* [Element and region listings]

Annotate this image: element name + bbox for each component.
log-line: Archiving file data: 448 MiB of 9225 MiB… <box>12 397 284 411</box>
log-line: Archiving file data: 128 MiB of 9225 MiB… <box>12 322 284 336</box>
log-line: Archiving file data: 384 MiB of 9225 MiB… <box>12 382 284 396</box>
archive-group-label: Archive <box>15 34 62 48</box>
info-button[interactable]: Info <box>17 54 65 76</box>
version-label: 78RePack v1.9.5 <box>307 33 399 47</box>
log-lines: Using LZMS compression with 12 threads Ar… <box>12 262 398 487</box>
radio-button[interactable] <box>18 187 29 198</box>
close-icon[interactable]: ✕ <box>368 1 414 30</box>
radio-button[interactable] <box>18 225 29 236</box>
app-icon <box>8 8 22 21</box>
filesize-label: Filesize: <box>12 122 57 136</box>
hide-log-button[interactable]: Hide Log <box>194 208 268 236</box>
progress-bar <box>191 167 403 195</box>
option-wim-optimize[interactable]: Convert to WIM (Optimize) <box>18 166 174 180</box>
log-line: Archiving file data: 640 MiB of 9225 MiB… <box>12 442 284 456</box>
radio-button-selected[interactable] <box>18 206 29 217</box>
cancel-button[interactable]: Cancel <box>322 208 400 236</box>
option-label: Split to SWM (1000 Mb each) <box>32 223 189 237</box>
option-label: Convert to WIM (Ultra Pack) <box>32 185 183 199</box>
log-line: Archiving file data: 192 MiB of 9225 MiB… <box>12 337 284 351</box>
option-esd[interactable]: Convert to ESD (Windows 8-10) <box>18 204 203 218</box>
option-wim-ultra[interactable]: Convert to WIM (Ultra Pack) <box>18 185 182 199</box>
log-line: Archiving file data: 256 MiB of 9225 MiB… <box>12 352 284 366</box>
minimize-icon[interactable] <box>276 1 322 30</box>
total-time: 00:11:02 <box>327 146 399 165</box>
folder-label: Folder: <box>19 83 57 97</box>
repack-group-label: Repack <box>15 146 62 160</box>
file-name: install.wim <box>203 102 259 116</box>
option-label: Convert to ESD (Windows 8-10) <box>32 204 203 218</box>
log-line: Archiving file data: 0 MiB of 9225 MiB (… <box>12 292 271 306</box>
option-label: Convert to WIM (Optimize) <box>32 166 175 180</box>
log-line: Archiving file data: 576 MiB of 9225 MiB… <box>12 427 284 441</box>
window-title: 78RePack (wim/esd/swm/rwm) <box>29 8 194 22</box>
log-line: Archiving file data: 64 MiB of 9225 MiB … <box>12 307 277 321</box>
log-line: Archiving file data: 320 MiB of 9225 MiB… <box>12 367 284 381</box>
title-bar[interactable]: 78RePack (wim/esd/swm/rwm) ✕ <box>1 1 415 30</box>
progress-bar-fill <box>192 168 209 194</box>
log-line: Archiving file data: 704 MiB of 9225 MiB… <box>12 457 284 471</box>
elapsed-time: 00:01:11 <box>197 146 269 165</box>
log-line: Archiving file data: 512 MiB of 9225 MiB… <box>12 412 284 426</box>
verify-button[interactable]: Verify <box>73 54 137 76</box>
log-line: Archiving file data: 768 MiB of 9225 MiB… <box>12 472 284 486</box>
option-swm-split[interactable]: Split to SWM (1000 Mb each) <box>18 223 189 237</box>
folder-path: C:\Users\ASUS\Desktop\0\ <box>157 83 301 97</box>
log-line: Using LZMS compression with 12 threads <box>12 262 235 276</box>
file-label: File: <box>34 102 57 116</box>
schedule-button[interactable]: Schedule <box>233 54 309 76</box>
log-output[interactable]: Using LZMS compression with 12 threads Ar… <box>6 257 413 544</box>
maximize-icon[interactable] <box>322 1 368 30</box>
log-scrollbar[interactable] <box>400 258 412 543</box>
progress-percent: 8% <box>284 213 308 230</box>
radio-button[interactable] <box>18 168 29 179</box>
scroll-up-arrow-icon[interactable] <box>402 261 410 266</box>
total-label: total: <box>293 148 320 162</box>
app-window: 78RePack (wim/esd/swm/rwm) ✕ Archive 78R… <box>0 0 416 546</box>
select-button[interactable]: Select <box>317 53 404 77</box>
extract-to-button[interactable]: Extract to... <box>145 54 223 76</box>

* [Challenge] Reproduce the material word for word from its first line through the line containing "log-line: Archiving file data: 192", including both of those lines, and stop there.

* [Exercise answer]
Annotate this image: element name + bbox for each component.
log-line: Archiving file data: 448 MiB of 9225 MiB… <box>12 397 284 411</box>
log-line: Archiving file data: 128 MiB of 9225 MiB… <box>12 322 284 336</box>
log-line: Archiving file data: 384 MiB of 9225 MiB… <box>12 382 284 396</box>
archive-group-label: Archive <box>15 34 62 48</box>
info-button[interactable]: Info <box>17 54 65 76</box>
version-label: 78RePack v1.9.5 <box>307 33 399 47</box>
log-lines: Using LZMS compression with 12 threads Ar… <box>12 262 398 487</box>
radio-button[interactable] <box>18 187 29 198</box>
close-icon[interactable]: ✕ <box>368 1 414 30</box>
radio-button[interactable] <box>18 225 29 236</box>
app-icon <box>8 8 22 21</box>
filesize-label: Filesize: <box>12 122 57 136</box>
hide-log-button[interactable]: Hide Log <box>194 208 268 236</box>
progress-bar <box>191 167 403 195</box>
option-wim-optimize[interactable]: Convert to WIM (Optimize) <box>18 166 174 180</box>
log-line: Archiving file data: 640 MiB of 9225 MiB… <box>12 442 284 456</box>
radio-button-selected[interactable] <box>18 206 29 217</box>
cancel-button[interactable]: Cancel <box>322 208 400 236</box>
option-label: Split to SWM (1000 Mb each) <box>32 223 189 237</box>
option-label: Convert to WIM (Ultra Pack) <box>32 185 183 199</box>
log-line: Archiving file data: 192 MiB of 9225 MiB… <box>12 337 284 351</box>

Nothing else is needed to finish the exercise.